→ THE TASK:
Retype all of the listing exactly, passing over any picture you find.

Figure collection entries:

====

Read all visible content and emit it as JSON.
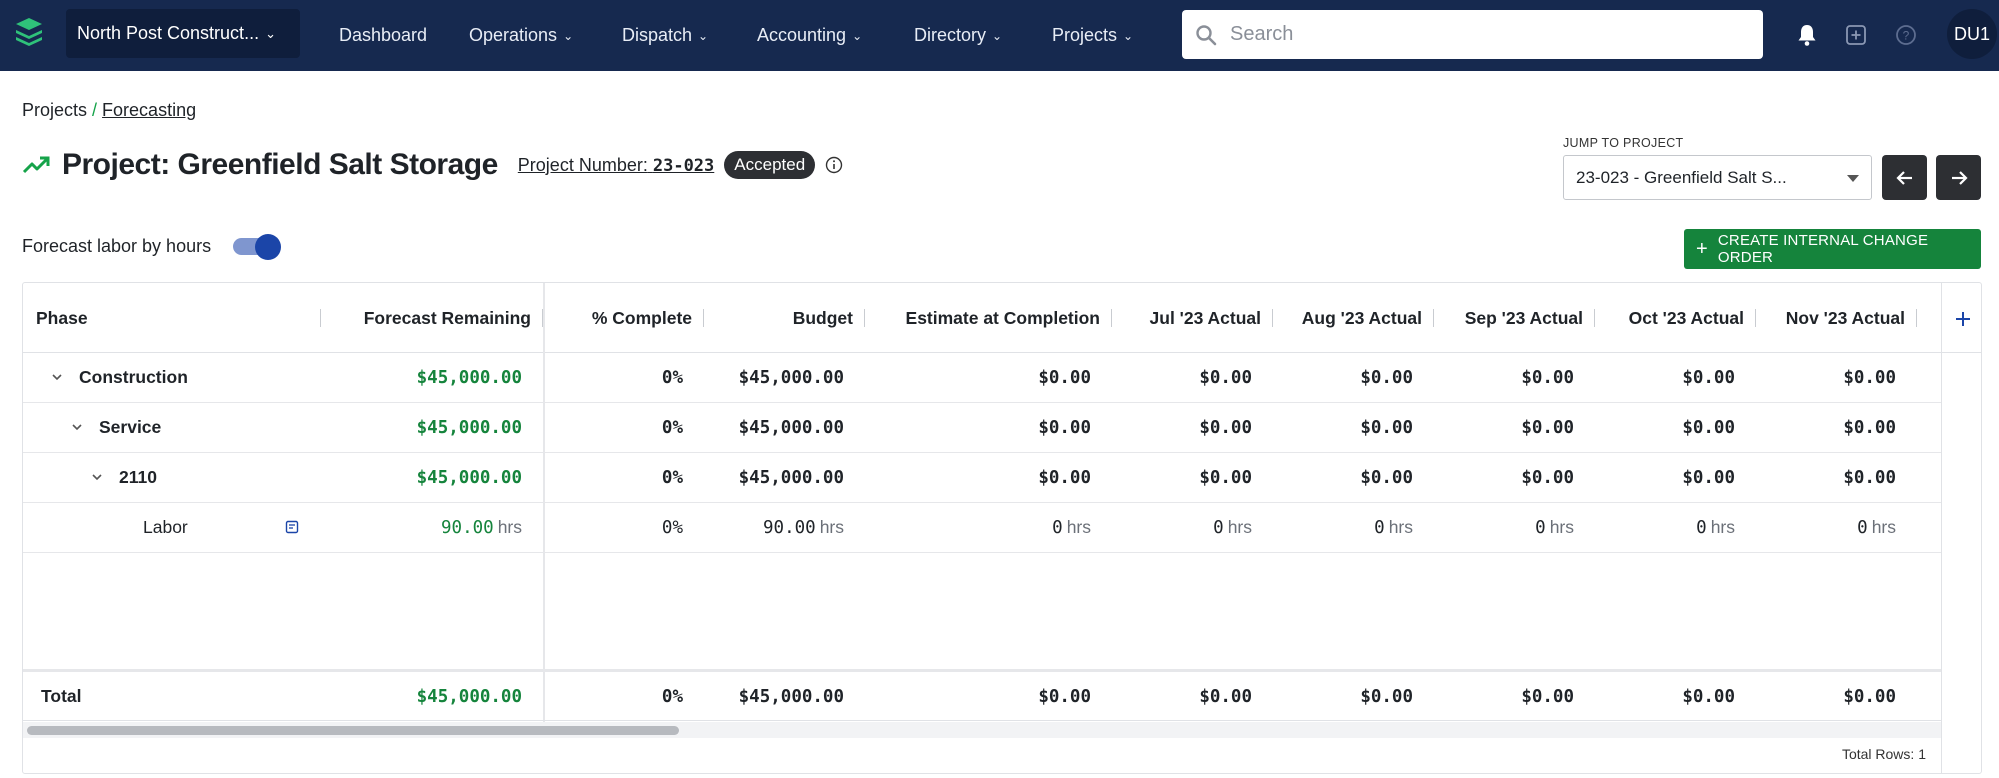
{
  "nav": {
    "company": "North Post Construct...",
    "items": [
      {
        "label": "Dashboard",
        "has_menu": false
      },
      {
        "label": "Operations",
        "has_menu": true
      },
      {
        "label": "Dispatch",
        "has_menu": true
      },
      {
        "label": "Accounting",
        "has_menu": true
      },
      {
        "label": "Directory",
        "has_menu": true
      },
      {
        "label": "Projects",
        "has_menu": true
      }
    ],
    "search_placeholder": "Search",
    "avatar": "DU1"
  },
  "breadcrumb": {
    "parent": "Projects",
    "separator": "/",
    "current": "Forecasting"
  },
  "header": {
    "title": "Project: Greenfield Salt Storage",
    "project_number_label": "Project Number:",
    "project_number": "23-023",
    "status": "Accepted"
  },
  "jump": {
    "label": "JUMP TO PROJECT",
    "value": "23-023 - Greenfield Salt S..."
  },
  "toggle": {
    "label": "Forecast labor by hours",
    "on": true
  },
  "actions": {
    "create_change_order": "CREATE INTERNAL CHANGE ORDER"
  },
  "table": {
    "columns": [
      "Phase",
      "Forecast Remaining",
      "% Complete",
      "Budget",
      "Estimate at Completion",
      "Jul '23 Actual",
      "Aug '23 Actual",
      "Sep '23 Actual",
      "Oct '23 Actual",
      "Nov '23 Actual"
    ],
    "rows": [
      {
        "phase": "Construction",
        "level": 0,
        "forecast": "$45,000.00",
        "forecast_unit": "",
        "complete": "0%",
        "budget": "$45,000.00",
        "budget_unit": "",
        "eac": "$0.00",
        "months": [
          "$0.00",
          "$0.00",
          "$0.00",
          "$0.00",
          "$0.00"
        ],
        "unit": "",
        "bold": true
      },
      {
        "phase": "Service",
        "level": 1,
        "forecast": "$45,000.00",
        "forecast_unit": "",
        "complete": "0%",
        "budget": "$45,000.00",
        "budget_unit": "",
        "eac": "$0.00",
        "months": [
          "$0.00",
          "$0.00",
          "$0.00",
          "$0.00",
          "$0.00"
        ],
        "unit": "",
        "bold": true
      },
      {
        "phase": "2110",
        "level": 2,
        "forecast": "$45,000.00",
        "forecast_unit": "",
        "complete": "0%",
        "budget": "$45,000.00",
        "budget_unit": "",
        "eac": "$0.00",
        "months": [
          "$0.00",
          "$0.00",
          "$0.00",
          "$0.00",
          "$0.00"
        ],
        "unit": "",
        "bold": true
      },
      {
        "phase": "Labor",
        "level": 3,
        "forecast": "90.00",
        "forecast_unit": "hrs",
        "complete": "0%",
        "budget": "90.00",
        "budget_unit": "hrs",
        "eac": "0",
        "months": [
          "0",
          "0",
          "0",
          "0",
          "0"
        ],
        "unit": "hrs",
        "bold": false
      }
    ],
    "total": {
      "label": "Total",
      "forecast": "$45,000.00",
      "complete": "0%",
      "budget": "$45,000.00",
      "eac": "$0.00",
      "months": [
        "$0.00",
        "$0.00",
        "$0.00",
        "$0.00",
        "$0.00"
      ]
    },
    "total_rows": "Total Rows: 1"
  },
  "colors": {
    "nav_bg": "#16294f",
    "accent_green": "#15843c",
    "toggle_blue": "#1b45a8",
    "badge_dark": "#2d2f33"
  }
}
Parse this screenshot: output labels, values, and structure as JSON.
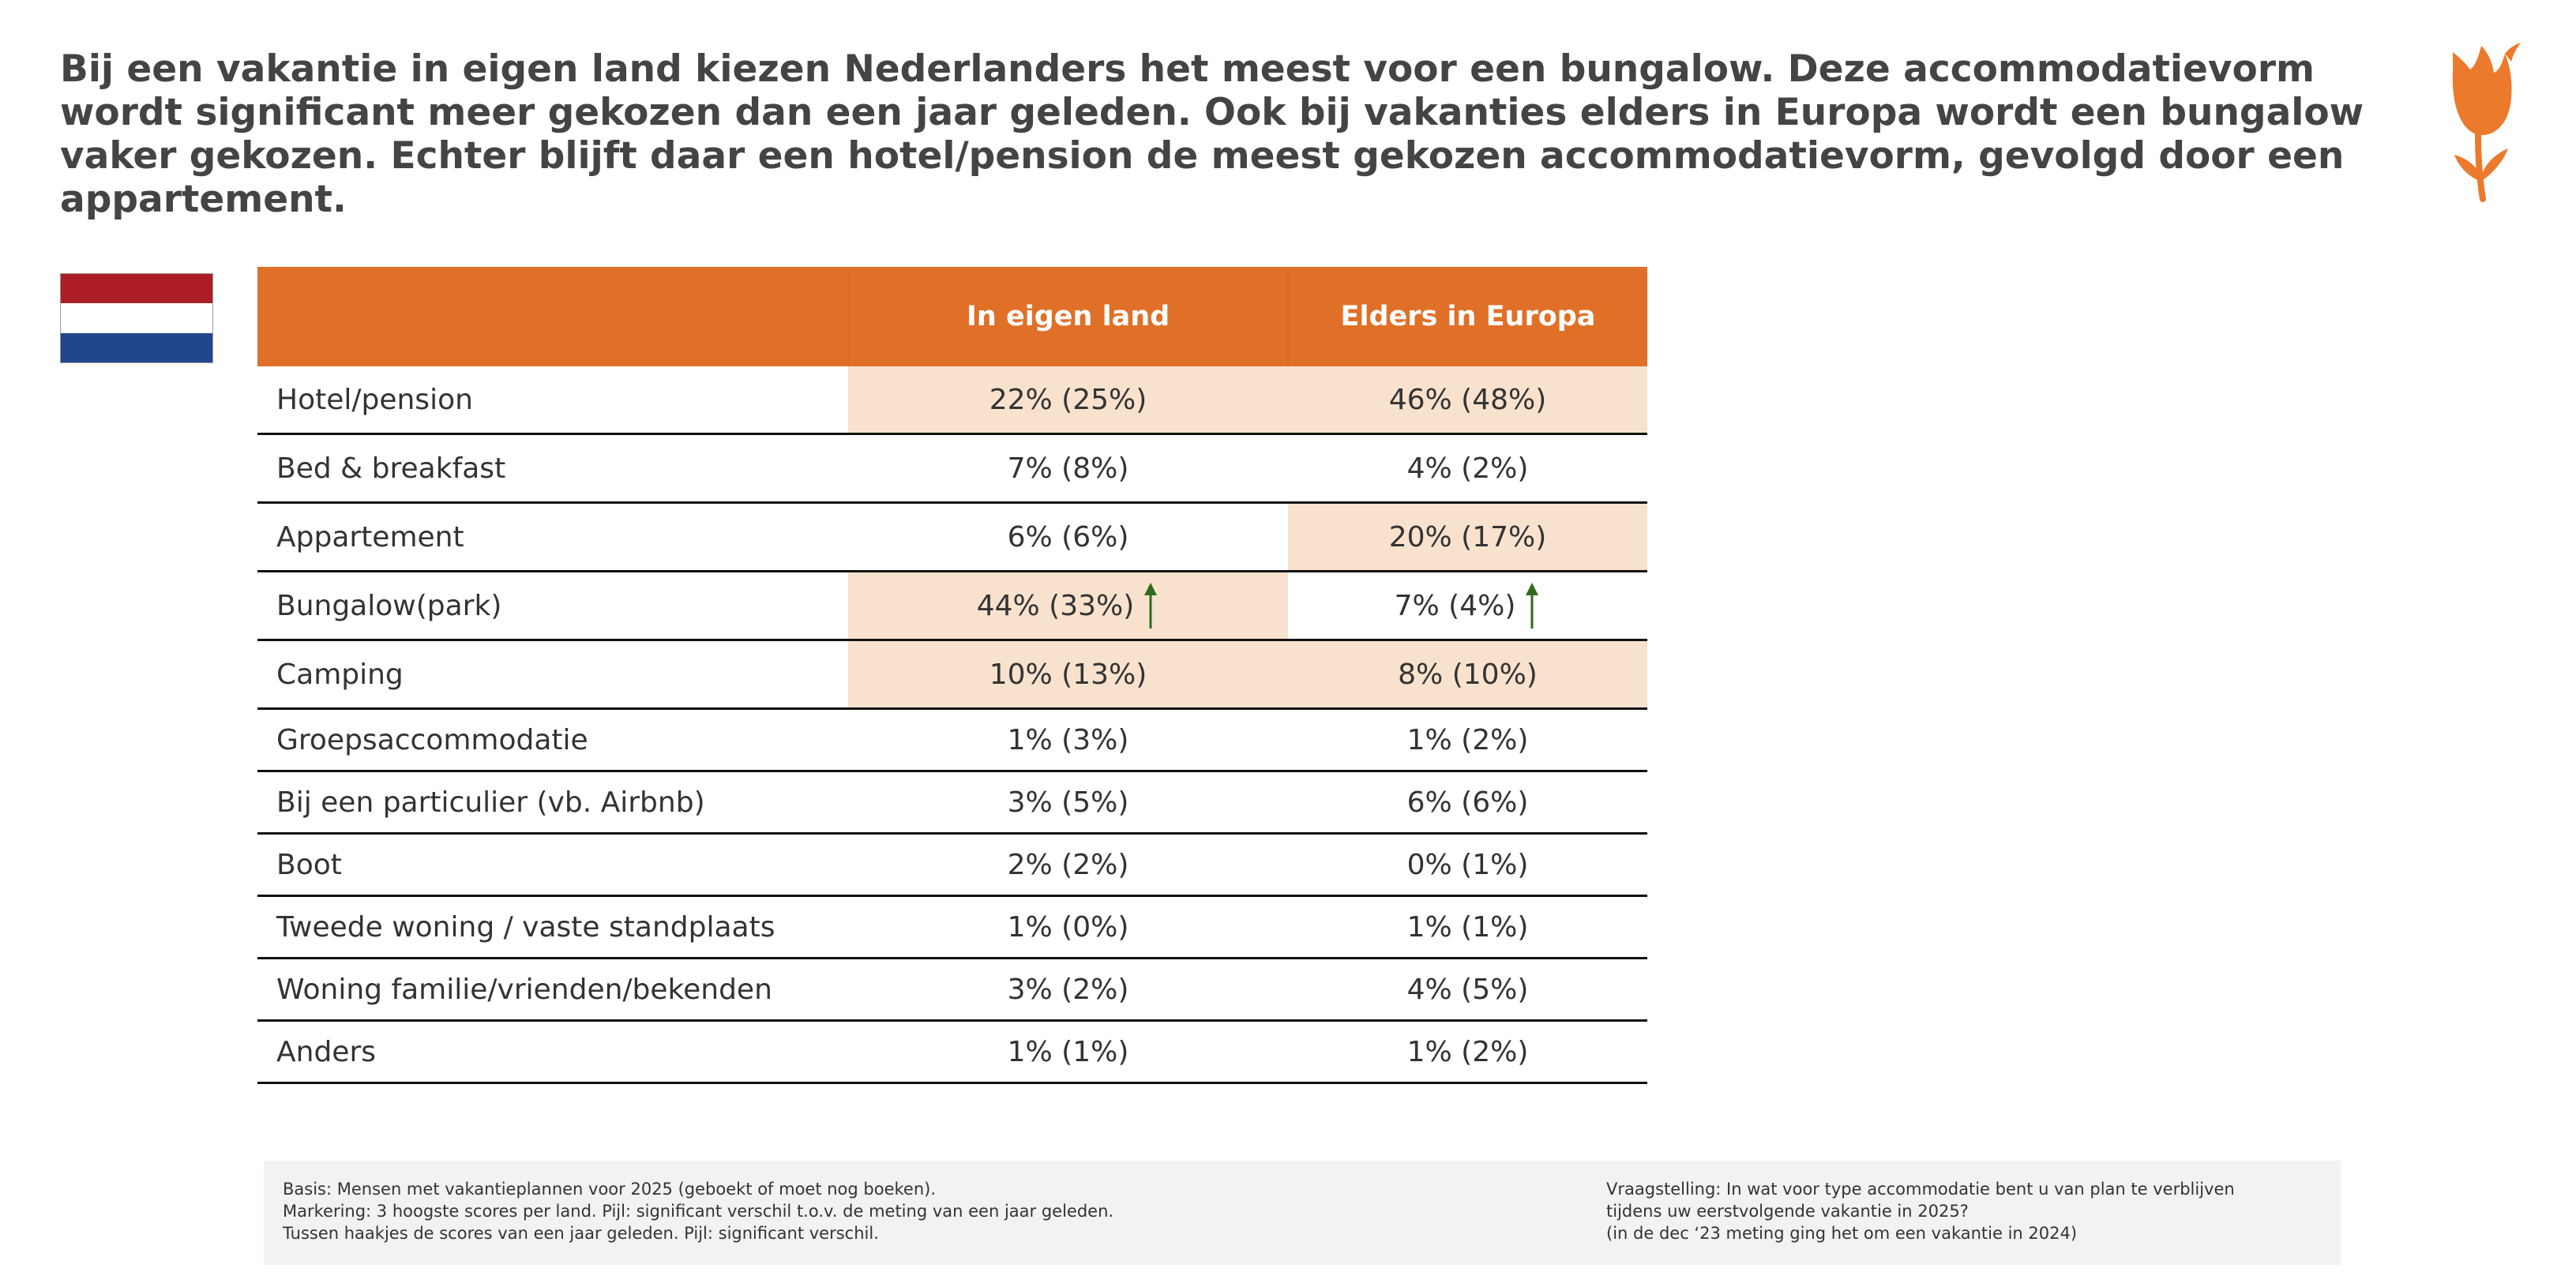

====

→ REPLY TO THE EXERCISE:
Read all visible content and emit it as JSON.
{
  "nav": {
    "company": "North Post Construct...",
    "items": [
      {
        "label": "Dashboard",
        "has_menu": false
      },
      {
        "label": "Operations",
        "has_menu": true
      },
      {
        "label": "Dispatch",
        "has_menu": true
      },
      {
        "label": "Accounting",
        "has_menu": true
      },
      {
        "label": "Directory",
        "has_menu": true
      },
      {
        "label": "Projects",
        "has_menu": true
      }
    ],
    "search_placeholder": "Search",
    "avatar": "DU1"
  },
  "breadcrumb": {
    "parent": "Projects",
    "separator": "/",
    "current": "Forecasting"
  },
  "header": {
    "title": "Project: Greenfield Salt Storage",
    "project_number_label": "Project Number:",
    "project_number": "23-023",
    "status": "Accepted"
  },
  "jump": {
    "label": "JUMP TO PROJECT",
    "value": "23-023 - Greenfield Salt S..."
  },
  "toggle": {
    "label": "Forecast labor by hours",
    "on": true
  },
  "actions": {
    "create_change_order": "CREATE INTERNAL CHANGE ORDER"
  },
  "table": {
    "columns": [
      "Phase",
      "Forecast Remaining",
      "% Complete",
      "Budget",
      "Estimate at Completion",
      "Jul '23 Actual",
      "Aug '23 Actual",
      "Sep '23 Actual",
      "Oct '23 Actual",
      "Nov '23 Actual"
    ],
    "rows": [
      {
        "phase": "Construction",
        "level": 0,
        "forecast": "$45,000.00",
        "forecast_unit": "",
        "complete": "0%",
        "budget": "$45,000.00",
        "budget_unit": "",
        "eac": "$0.00",
        "months": [
          "$0.00",
          "$0.00",
          "$0.00",
          "$0.00",
          "$0.00"
        ],
        "unit": "",
        "bold": true
      },
      {
        "phase": "Service",
        "level": 1,
        "forecast": "$45,000.00",
        "forecast_unit": "",
        "complete": "0%",
        "budget": "$45,000.00",
        "budget_unit": "",
        "eac": "$0.00",
        "months": [
          "$0.00",
          "$0.00",
          "$0.00",
          "$0.00",
          "$0.00"
        ],
        "unit": "",
        "bold": true
      },
      {
        "phase": "2110",
        "level": 2,
        "forecast": "$45,000.00",
        "forecast_unit": "",
        "complete": "0%",
        "budget": "$45,000.00",
        "budget_unit": "",
        "eac": "$0.00",
        "months": [
          "$0.00",
          "$0.00",
          "$0.00",
          "$0.00",
          "$0.00"
        ],
        "unit": "",
        "bold": true
      },
      {
        "phase": "Labor",
        "level": 3,
        "forecast": "90.00",
        "forecast_unit": "hrs",
        "complete": "0%",
        "budget": "90.00",
        "budget_unit": "hrs",
        "eac": "0",
        "months": [
          "0",
          "0",
          "0",
          "0",
          "0"
        ],
        "unit": "hrs",
        "bold": false
      }
    ],
    "total": {
      "label": "Total",
      "forecast": "$45,000.00",
      "complete": "0%",
      "budget": "$45,000.00",
      "eac": "$0.00",
      "months": [
        "$0.00",
        "$0.00",
        "$0.00",
        "$0.00",
        "$0.00"
      ]
    },
    "total_rows": "Total Rows: 1"
  },
  "colors": {
    "nav_bg": "#16294f",
    "accent_green": "#15843c",
    "toggle_blue": "#1b45a8",
    "badge_dark": "#2d2f33"
  }
}
Parse this screenshot: output labels, values, and structure as JSON.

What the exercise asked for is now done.